**STORED ROWS**

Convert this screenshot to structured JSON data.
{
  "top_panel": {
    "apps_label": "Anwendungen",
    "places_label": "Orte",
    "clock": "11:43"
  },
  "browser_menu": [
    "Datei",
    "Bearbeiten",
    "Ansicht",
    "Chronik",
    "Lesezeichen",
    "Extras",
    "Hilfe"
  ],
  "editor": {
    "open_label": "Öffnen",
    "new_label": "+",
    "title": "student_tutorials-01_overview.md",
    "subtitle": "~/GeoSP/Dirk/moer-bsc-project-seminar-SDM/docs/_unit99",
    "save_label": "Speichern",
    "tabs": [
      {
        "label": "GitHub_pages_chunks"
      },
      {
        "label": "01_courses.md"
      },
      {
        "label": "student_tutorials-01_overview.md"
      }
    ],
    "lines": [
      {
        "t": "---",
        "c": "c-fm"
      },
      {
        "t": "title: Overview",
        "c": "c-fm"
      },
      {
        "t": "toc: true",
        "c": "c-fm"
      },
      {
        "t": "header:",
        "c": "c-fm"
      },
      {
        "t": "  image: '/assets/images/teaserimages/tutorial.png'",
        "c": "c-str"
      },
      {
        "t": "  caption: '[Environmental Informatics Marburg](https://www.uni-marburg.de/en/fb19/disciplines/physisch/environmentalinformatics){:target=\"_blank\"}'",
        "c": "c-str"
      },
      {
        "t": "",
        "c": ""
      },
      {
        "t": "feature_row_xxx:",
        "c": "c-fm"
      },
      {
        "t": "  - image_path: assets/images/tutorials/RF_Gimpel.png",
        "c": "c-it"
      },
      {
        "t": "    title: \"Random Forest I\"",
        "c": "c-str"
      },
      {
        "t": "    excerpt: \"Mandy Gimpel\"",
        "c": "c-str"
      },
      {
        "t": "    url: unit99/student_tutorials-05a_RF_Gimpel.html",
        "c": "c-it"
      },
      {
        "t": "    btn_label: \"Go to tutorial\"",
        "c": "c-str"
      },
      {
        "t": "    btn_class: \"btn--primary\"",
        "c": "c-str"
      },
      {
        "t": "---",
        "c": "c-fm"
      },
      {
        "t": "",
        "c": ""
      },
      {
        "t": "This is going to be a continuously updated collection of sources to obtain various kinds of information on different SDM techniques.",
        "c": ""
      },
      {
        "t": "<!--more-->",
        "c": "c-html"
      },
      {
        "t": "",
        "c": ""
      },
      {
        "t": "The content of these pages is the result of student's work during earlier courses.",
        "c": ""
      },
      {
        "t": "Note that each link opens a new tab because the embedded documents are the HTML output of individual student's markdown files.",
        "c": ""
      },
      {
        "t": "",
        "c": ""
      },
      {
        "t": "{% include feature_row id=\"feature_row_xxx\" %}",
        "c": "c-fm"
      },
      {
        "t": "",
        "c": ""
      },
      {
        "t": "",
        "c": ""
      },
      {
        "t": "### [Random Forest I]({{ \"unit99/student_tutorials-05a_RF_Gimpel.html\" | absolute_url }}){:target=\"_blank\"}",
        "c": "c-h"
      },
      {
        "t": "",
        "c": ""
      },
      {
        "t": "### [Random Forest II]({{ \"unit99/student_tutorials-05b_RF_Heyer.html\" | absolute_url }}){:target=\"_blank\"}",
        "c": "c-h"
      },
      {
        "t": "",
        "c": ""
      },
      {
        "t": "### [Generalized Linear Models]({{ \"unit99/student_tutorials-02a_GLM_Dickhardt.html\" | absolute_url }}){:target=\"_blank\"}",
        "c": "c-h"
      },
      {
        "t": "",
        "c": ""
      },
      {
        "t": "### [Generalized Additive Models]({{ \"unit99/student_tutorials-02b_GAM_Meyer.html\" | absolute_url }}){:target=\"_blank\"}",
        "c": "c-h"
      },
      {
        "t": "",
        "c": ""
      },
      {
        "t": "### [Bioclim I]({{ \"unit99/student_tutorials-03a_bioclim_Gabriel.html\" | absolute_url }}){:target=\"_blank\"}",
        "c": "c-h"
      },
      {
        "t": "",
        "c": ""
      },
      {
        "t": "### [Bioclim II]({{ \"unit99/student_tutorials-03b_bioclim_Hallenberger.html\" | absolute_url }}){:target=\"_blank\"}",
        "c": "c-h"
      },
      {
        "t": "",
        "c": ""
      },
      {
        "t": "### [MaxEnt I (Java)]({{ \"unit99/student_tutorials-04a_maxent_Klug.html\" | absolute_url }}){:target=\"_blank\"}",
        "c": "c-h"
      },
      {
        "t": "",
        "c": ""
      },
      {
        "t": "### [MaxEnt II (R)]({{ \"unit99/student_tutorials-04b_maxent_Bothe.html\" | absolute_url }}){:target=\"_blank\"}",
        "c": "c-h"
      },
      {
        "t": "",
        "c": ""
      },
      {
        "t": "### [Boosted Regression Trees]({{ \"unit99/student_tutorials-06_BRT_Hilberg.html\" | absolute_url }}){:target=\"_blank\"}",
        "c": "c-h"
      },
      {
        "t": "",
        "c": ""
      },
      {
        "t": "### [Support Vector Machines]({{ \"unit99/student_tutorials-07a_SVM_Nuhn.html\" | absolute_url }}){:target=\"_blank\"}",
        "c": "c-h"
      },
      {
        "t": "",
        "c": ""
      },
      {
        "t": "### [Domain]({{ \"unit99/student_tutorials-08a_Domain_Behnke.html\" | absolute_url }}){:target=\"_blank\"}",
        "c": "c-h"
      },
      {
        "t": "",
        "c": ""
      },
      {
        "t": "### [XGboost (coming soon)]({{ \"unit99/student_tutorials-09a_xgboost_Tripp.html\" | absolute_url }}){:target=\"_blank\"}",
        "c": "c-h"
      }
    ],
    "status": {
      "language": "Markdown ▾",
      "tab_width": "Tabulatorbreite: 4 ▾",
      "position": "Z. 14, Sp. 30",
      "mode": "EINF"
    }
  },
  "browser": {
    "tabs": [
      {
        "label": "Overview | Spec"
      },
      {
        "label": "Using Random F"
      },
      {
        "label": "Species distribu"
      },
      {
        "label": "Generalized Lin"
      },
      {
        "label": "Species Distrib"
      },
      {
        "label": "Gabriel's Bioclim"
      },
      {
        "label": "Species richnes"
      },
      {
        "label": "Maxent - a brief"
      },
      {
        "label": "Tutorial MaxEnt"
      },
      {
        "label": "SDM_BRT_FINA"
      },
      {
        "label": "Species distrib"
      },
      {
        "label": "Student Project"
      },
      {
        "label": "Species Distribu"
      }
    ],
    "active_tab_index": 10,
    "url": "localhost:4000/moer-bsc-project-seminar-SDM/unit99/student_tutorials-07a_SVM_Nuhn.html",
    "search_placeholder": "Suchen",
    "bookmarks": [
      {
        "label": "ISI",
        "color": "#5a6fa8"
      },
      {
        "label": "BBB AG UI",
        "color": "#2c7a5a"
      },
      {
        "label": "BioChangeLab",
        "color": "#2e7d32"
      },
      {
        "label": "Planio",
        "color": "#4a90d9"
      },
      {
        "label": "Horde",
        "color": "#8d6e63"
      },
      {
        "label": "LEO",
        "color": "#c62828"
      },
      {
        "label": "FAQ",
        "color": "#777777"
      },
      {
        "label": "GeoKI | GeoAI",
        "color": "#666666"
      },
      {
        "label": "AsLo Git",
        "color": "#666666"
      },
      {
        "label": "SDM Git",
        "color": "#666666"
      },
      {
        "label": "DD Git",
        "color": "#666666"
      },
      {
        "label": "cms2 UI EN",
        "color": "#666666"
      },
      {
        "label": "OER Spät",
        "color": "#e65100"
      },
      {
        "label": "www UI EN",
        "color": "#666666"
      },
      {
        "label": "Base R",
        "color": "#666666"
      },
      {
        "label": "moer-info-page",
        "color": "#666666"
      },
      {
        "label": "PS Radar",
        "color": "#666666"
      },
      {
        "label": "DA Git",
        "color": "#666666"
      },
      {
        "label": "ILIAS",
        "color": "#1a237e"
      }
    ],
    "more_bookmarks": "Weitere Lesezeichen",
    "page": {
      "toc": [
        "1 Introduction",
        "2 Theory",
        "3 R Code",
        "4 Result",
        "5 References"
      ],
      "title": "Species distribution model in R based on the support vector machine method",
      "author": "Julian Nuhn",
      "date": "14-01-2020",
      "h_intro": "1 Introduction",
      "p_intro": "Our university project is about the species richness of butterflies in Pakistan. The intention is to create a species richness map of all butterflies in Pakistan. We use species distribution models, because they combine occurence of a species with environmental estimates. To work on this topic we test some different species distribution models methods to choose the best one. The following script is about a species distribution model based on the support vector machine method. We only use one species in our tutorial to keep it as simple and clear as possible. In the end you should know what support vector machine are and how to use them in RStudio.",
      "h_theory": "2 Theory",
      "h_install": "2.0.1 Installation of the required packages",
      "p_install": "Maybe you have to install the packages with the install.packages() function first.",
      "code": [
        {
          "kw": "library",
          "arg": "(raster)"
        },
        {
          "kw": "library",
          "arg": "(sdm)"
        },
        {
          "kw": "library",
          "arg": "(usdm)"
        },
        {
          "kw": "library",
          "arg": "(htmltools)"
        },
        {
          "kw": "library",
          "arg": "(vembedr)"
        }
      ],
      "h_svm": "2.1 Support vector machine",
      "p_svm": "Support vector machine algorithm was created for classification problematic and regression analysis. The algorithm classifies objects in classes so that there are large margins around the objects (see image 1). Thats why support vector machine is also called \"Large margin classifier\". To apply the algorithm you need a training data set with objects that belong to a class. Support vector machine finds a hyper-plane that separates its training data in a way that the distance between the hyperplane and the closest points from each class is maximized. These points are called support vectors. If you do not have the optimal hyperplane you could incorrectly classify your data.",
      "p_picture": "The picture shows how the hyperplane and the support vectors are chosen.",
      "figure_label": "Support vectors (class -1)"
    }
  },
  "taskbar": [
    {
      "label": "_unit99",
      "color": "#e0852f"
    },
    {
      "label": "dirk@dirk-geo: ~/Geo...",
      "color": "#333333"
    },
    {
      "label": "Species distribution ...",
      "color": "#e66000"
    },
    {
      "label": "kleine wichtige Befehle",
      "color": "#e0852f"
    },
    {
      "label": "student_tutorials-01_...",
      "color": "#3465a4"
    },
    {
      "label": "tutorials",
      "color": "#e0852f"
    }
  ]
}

**BRIEF**
Show the lines of the material that contain the word "Lesezeichen".

**OUTPUT OF THE EXERCISE**
    "Lesezeichen",
    "more_bookmarks": "Weitere Lesezeichen",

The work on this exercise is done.